SOURCE TEXT:
>>>

String.offsetByCodePoints(int index, int codePointOffset)
StringBuffer.offsetByCodePoints(int index, int codePointOffset)
StringBuilder.offsetByCodePoints(int index, int codePointOffset)
Returns the index that is offset from the given index by the given number of code points 

3.4 Sample Usage

This page contains some code snippets that show you several commono scenarios.

Creating a String from a Code Point

String newString(int codePoint) {
    return new String(Character.toChars(codePoint));

Creating a String from a Code Point - Optimized for BMP Characters

The Character.toChars method creates an temporary array that is used once and then discarded. If this negatively affects performance, you can use the following approach that is optimizied for BMP characters (characters that are represented by a single char value). In this method, toChars is invoked only for supplementary characters.

String newString(int codePoint) {
    if (Character.charCount(codePoint) == 1) {
        return String.valueOf(codePoint);
    } else {
        return new String(Character.toChars(codePoint));

Creating String Objects in Bulk

To create a large number of strings, the bulk version of the previous snippet reuses the array used by the toChars method. This method creates a separate String instance for each code point and is optimized for BMP characters.

String[] newStrings(int[] codePoints) {
    String[] result = new String[codePoints.length];
    char[] codeUnits = new char[2];
    for (int i = 0; i < codePoints.length; i++) {
        int count = Character.toChars(codePoints[i], codeUnits, 0);
        result[i] = new String(codeUnits, 0, count);
    return result;

Generating Messages

The formatting API supports supplementary characters. The following example is a simple way to generate a message.

// recommended
System.out.printf("Character %c is invalid.%n", codePoint);

This following approach is simple and avoids concatenation, which makes the text more difficult to localize as not all languages insert numeric values into a string in the same order as English.

// not recommended
System.out.println("Character " + String.valueOf(char) + " is invalid.");

3.5 Design Considerations

To write code that works seamlessly for any language using any script, there are a few things to keep in mind.

Consideration Reason 
Avoid methods that use the char data type. Avoid using the char primitive data type or methods that use the char data type, because code that uses that data type does not work for supplementary characters. For methods that take a char type parameter, use the corresponding int method, where available. For example, use the Character.isDigit(int) method rather than Character.isDigit(char) method. 
Use the isValidCodePoint method to verify code point values. A code point is defined as an int data type, which allows for values outside of the valid range of code point values from 0x0000 to 0x10FFFF. For performance reasons, the methods that take a code point value as a parameter do not check the validity of the parameter, but you can use the isValidCodePoint method to check the value. 
Use the codePointCount method to count characters.  The String.length() method returns the number of code units, or 16-bit char values, in the string. If the string contains supplementary characters, the count can be misleading because it will not reflect the true number of code points. To get an accurate count of the number of characters (including supplementary characters), use the codePointCount method.

<<<

RECORD EXCERPTS:
>>>

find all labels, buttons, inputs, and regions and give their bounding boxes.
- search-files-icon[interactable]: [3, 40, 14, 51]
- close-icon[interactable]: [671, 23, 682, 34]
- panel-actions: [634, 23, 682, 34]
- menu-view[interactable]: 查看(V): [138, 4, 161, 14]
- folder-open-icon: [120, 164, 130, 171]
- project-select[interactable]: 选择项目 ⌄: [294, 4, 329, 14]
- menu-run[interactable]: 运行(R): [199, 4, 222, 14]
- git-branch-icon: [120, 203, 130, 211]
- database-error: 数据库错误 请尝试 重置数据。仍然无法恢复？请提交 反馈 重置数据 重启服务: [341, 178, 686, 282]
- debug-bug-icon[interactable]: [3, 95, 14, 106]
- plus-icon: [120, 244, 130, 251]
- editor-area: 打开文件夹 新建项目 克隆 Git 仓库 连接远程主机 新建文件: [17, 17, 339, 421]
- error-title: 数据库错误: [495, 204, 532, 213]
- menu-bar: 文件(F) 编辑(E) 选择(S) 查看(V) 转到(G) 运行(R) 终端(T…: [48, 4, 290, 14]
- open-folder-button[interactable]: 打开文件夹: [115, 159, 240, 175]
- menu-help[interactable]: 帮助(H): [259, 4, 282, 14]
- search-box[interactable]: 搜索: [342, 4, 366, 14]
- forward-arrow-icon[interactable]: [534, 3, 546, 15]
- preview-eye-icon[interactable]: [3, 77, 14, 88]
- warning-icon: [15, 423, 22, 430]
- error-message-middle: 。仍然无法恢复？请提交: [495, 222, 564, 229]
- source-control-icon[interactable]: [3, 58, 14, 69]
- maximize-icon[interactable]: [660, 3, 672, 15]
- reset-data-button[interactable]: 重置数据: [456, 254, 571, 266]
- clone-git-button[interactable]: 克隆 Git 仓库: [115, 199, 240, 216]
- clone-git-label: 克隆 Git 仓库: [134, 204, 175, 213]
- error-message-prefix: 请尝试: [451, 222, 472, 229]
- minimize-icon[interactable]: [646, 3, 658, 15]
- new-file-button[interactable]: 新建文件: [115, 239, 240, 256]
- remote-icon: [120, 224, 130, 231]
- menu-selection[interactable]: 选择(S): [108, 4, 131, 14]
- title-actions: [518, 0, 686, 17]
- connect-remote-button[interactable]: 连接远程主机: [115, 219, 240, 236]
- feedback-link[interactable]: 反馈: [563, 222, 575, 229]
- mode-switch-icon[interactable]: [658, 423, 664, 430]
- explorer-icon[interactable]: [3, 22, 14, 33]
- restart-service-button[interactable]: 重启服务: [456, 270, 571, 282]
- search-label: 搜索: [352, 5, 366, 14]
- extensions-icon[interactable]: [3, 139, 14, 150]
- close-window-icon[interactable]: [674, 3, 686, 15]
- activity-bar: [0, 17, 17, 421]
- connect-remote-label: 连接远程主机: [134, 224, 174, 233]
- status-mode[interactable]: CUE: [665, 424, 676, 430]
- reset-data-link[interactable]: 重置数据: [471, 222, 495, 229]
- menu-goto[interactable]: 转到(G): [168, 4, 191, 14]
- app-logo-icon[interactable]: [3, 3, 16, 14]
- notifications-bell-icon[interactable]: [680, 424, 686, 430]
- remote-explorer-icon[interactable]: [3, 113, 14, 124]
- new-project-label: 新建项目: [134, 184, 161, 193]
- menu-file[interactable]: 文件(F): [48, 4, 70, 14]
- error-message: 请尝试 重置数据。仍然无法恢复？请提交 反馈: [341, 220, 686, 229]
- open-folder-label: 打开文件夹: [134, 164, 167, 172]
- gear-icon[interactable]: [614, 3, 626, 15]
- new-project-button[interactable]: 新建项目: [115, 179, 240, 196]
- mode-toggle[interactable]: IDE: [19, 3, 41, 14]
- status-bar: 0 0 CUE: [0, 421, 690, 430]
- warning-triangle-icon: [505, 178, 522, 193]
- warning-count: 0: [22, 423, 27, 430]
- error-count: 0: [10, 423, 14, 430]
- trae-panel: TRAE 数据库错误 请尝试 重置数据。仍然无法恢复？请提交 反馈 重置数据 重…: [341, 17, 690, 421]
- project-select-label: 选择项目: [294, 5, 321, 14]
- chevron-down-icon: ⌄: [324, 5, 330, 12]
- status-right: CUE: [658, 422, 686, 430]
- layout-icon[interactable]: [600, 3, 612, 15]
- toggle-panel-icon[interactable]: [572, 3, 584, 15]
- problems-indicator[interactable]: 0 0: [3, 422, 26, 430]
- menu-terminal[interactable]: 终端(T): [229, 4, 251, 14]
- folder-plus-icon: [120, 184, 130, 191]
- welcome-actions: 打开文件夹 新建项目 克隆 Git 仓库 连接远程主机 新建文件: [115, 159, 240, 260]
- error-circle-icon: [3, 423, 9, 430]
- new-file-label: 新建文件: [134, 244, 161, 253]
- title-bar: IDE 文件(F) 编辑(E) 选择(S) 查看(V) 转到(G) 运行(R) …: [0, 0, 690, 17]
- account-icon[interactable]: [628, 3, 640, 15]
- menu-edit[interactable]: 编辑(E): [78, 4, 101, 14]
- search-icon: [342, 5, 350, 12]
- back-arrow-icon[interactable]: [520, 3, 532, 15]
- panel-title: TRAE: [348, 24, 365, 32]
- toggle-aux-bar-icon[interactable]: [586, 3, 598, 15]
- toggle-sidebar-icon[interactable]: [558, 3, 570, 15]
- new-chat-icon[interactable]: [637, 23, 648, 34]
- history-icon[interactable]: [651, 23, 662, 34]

<<<

DIRECTIONS:
Carry on the Java code-point text, beginning right after its last sentence.

EXERCISE OUTPUT:
Use the String.toUpperCase(int codePoint) and String.toLowerCase(int codePoint) methods rather than the Character.toUpperCase(int codePoint) or Character.toLowerCase(int codePoint) methods. While the Character.toUpperCase(int) and Character.toLowerCase(int) methods do work with code point values, there are some characters that cannot be converted on a one-to-one basis. The lowercase German character ß, for example, becomes two characters, SS, when converted to uppercase. Likewise, the small Greek Sigma character is different depending on the position in the string. The Character.toUpperCase(int) and Character.toLowerCase(int) methods cannot handle these types of cases; however, the String.toUpperCase and String.toLowerCase methods handle these cases correctly. 
Be careful when deleting characters. When invoking the StringBuilder.deleteCharAt(int index) or StringBuffer.deleteCharAt(int index) methods where the index points to a supplementary character, only the first half of that character (the first char value) is removed. First, invoke the Character.charCount method on the character to determine if one or two char values must be removed.
Be careful when reversing characters in a sequence. When invoking the StringBuffer.reverse() or StringBuilder.reverse() methods on text that contains supplementary characters, the high and low surrogate pairs are reversed which results in incorrect and possibly invalid surrogate pairs. 

04. Detecting Text Boundaries

Applications that manipulate text need to locate boundaries within the text. For example, consider some of the common functions of a word processor: highlighting a character, cutting a word, moving the cursor to the next sentence, and wrapping a word at a line ending. To perform each of these functions, the word processor must be able to detect the logical boundaries in the text. Fortunately you don't have to write your own routines to perform boundary analysis. Instead, you can take advantage of the methods provided by the BreakIterator class.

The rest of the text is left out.